* START *

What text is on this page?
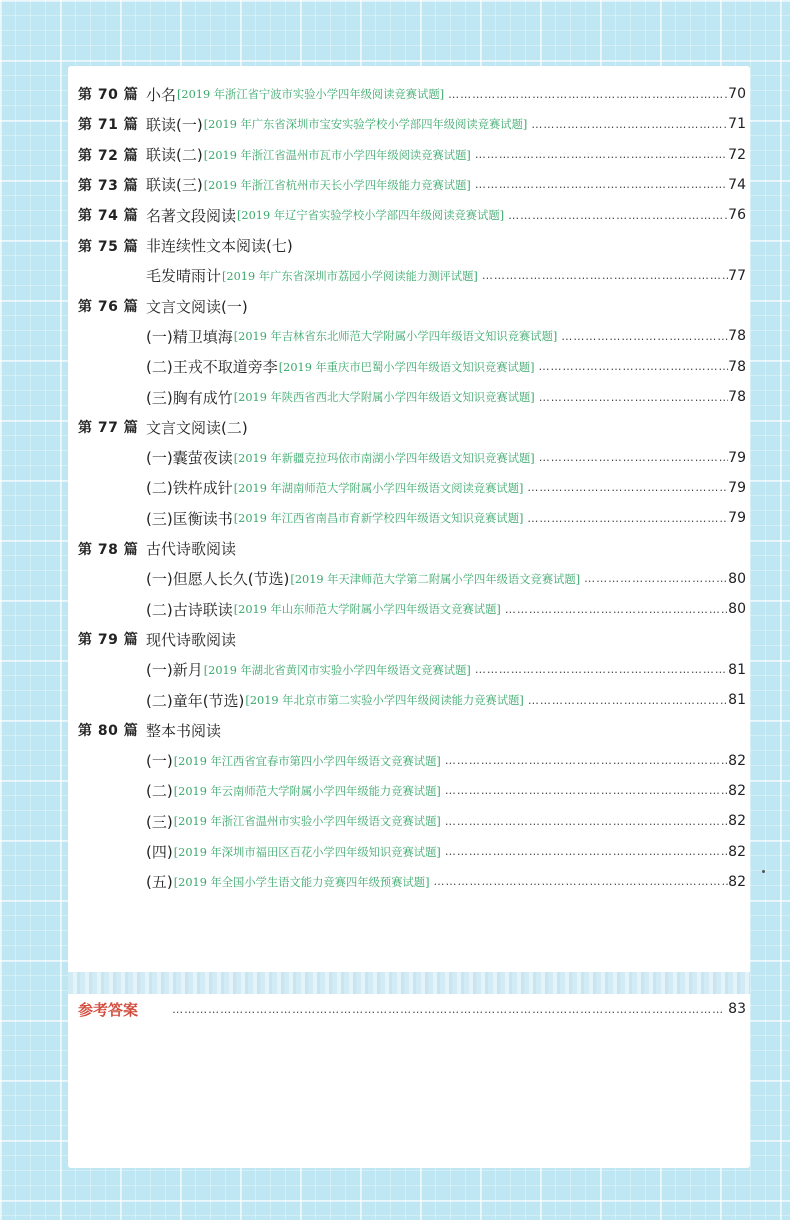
第 70 篇 小名 [2019 年浙江省宁波市实验小学四年级阅读竞赛试题] …………………………………………………………………………………………………………………………	70
第 71 篇 联读(一) [2019 年广东省深圳市宝安实验学校小学部四年级阅读竞赛试题] …………………………………………………………………………………………………………………………	71
第 72 篇 联读(二) [2019 年浙江省温州市瓦市小学四年级阅读竞赛试题] …………………………………………………………………………………………………………………………	72
第 73 篇 联读(三) [2019 年浙江省杭州市天长小学四年级能力竞赛试题] …………………………………………………………………………………………………………………………	74
第 74 篇 名著文段阅读 [2019 年辽宁省实验学校小学部四年级阅读竞赛试题] …………………………………………………………………………………………………………………………	76
第 75 篇 非连续性文本阅读(七)
毛发晴雨计 [2019 年广东省深圳市荔园小学阅读能力测评试题] …………………………………………………………………………………………………………………………	77
第 76 篇 文言文阅读(一)
(一)精卫填海 [2019 年吉林省东北师范大学附属小学四年级语文知识竞赛试题] …………………………………………………………………………………………………………………………	78
(二)王戎不取道旁李 [2019 年重庆市巴蜀小学四年级语文知识竞赛试题] …………………………………………………………………………………………………………………………	78
(三)胸有成竹 [2019 年陕西省西北大学附属小学四年级语文知识竞赛试题] …………………………………………………………………………………………………………………………	78
第 77 篇 文言文阅读(二)
(一)囊萤夜读 [2019 年新疆克拉玛依市南湖小学四年级语文知识竞赛试题] …………………………………………………………………………………………………………………………	79
(二)铁杵成针 [2019 年湖南师范大学附属小学四年级语文阅读竞赛试题] …………………………………………………………………………………………………………………………	79
(三)匡衡读书 [2019 年江西省南昌市育新学校四年级语文知识竞赛试题] …………………………………………………………………………………………………………………………	79
第 78 篇 古代诗歌阅读
(一)但愿人长久(节选) [2019 年天津师范大学第二附属小学四年级语文竞赛试题] …………………………………………………………………………………………………………………………	80
(二)古诗联读 [2019 年山东师范大学附属小学四年级语文竞赛试题] …………………………………………………………………………………………………………………………	80
第 79 篇 现代诗歌阅读
(一)新月 [2019 年湖北省黄冈市实验小学四年级语文竞赛试题] …………………………………………………………………………………………………………………………	81
(二)童年(节选) [2019 年北京市第二实验小学四年级阅读能力竞赛试题] …………………………………………………………………………………………………………………………	81
第 80 篇 整本书阅读
(一) [2019 年江西省宜春市第四小学四年级语文竞赛试题] …………………………………………………………………………………………………………………………	82
(二) [2019 年云南师范大学附属小学四年级能力竞赛试题] …………………………………………………………………………………………………………………………	82
(三) [2019 年浙江省温州市实验小学四年级语文竞赛试题] …………………………………………………………………………………………………………………………	82
(四) [2019 年深圳市福田区百花小学四年级知识竞赛试题] …………………………………………………………………………………………………………………………	82
(五) [2019 年全国小学生语文能力竞赛四年级预赛试题] …………………………………………………………………………………………………………………………	82
参考答案 …………………………………………………………………………………………………………………………	83
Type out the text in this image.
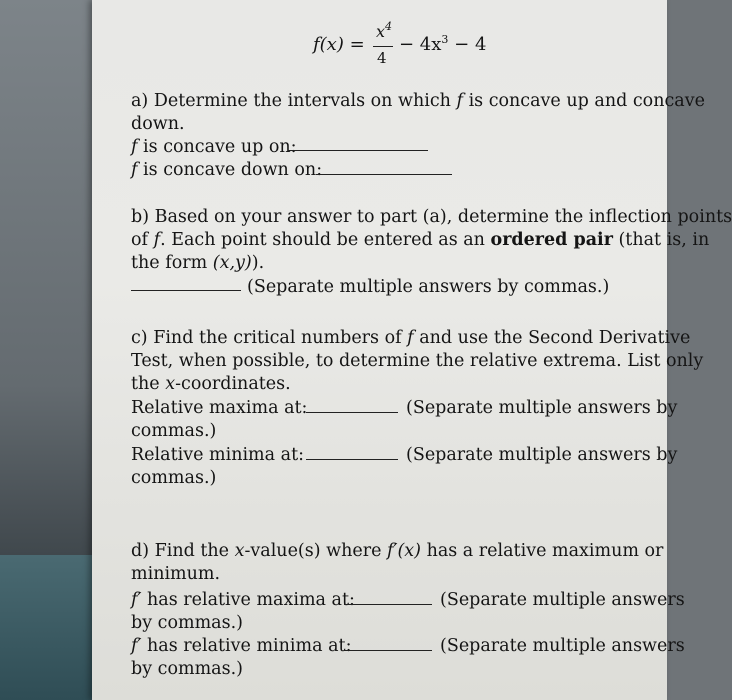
f(x) =
$x^4$
4
− $4x^3 - 4$
a) Determine the intervals on which f is concave up and concave
down.
f is concave up on:
f is concave down on:
b) Based on your answer to part (a), determine the inflection points
of f. Each point should be entered as an ordered pair (that is, in
the form (x,y)).
(Separate multiple answers by commas.)
c) Find the critical numbers of f and use the Second Derivative
Test, when possible, to determine the relative extrema. List only
the x-coordinates.
Relative maxima at:	(Separate multiple answers by
commas.)
Relative minima at:	(Separate multiple answers by
commas.)
d) Find the x-value(s) where f′(x) has a relative maximum or
minimum.
f′ has relative maxima at:	(Separate multiple answers
by commas.)
f′ has relative minima at:	(Separate multiple answers
by commas.)
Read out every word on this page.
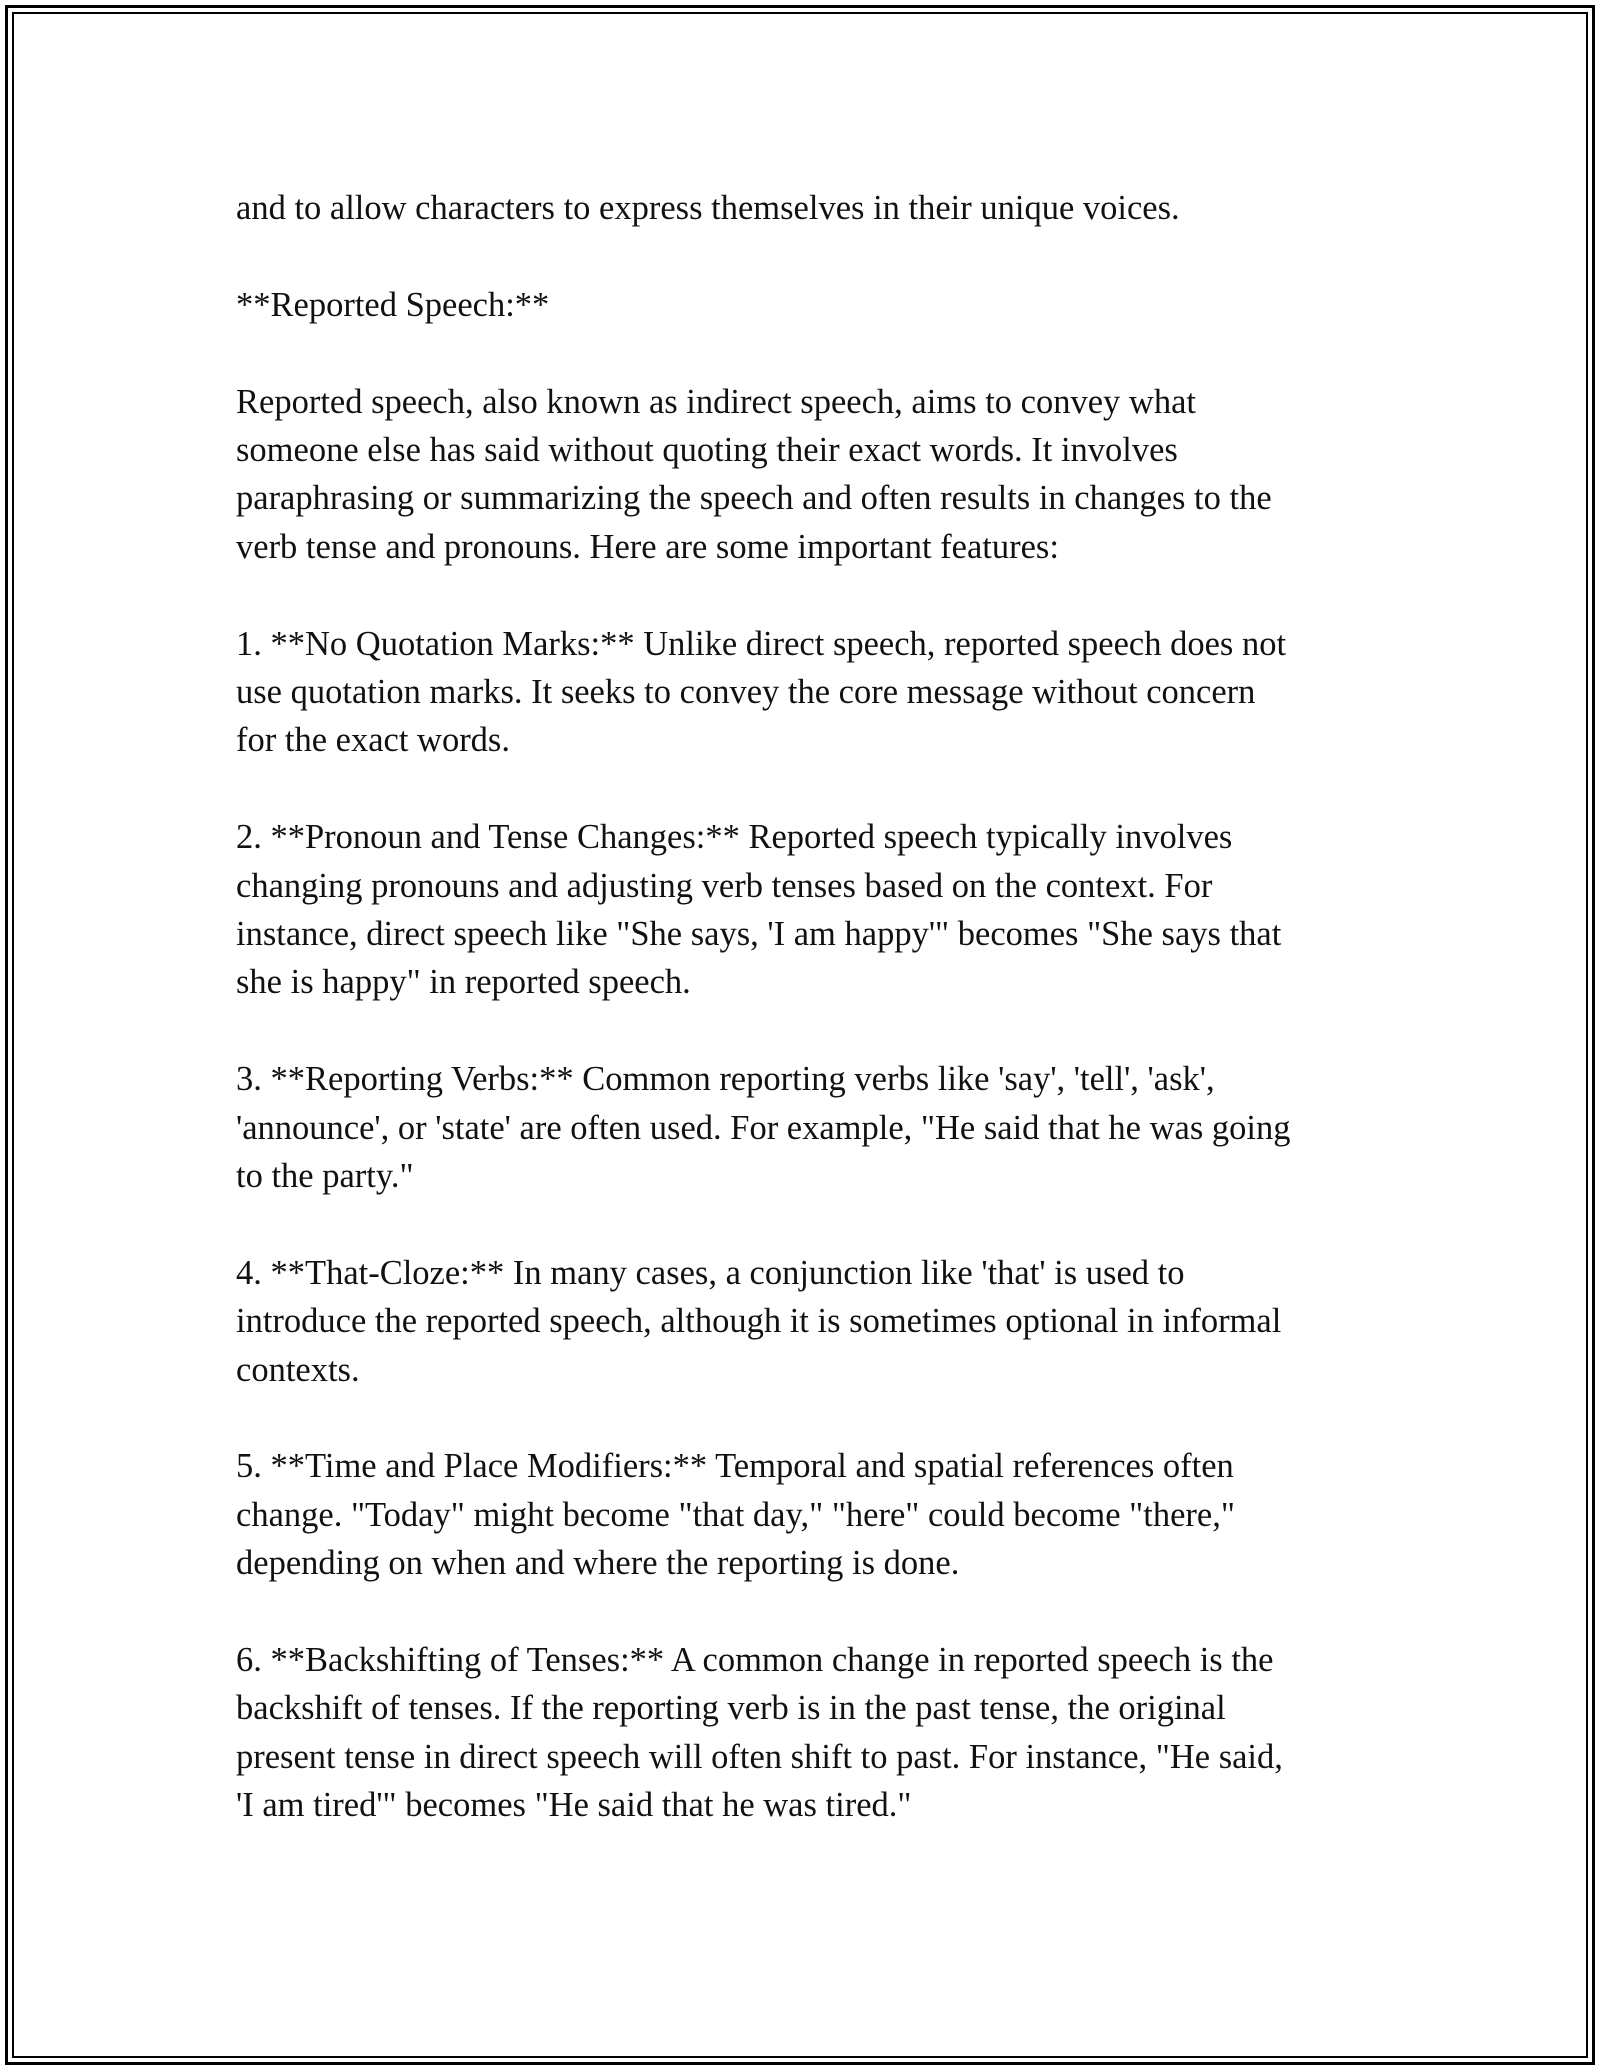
and to allow characters to express themselves in their unique voices.

**Reported Speech:**

Reported speech, also known as indirect speech, aims to convey what
someone else has said without quoting their exact words. It involves
paraphrasing or summarizing the speech and often results in changes to the
verb tense and pronouns. Here are some important features:

1. **No Quotation Marks:** Unlike direct speech, reported speech does not
use quotation marks. It seeks to convey the core message without concern
for the exact words.

2. **Pronoun and Tense Changes:** Reported speech typically involves
changing pronouns and adjusting verb tenses based on the context. For
instance, direct speech like "She says, 'I am happy'" becomes "She says that
she is happy" in reported speech.

3. **Reporting Verbs:** Common reporting verbs like 'say', 'tell', 'ask',
'announce', or 'state' are often used. For example, "He said that he was going
to the party."

4. **That-Cloze:** In many cases, a conjunction like 'that' is used to
introduce the reported speech, although it is sometimes optional in informal
contexts.

5. **Time and Place Modifiers:** Temporal and spatial references often
change. "Today" might become "that day," "here" could become "there,"
depending on when and where the reporting is done.

6. **Backshifting of Tenses:** A common change in reported speech is the
backshift of tenses. If the reporting verb is in the past tense, the original
present tense in direct speech will often shift to past. For instance, "He said,
'I am tired'" becomes "He said that he was tired."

* END *

EXERCISE>
Reply with one number only: the count of lines in the entries that contain "this".

TASK SOLUTION>
3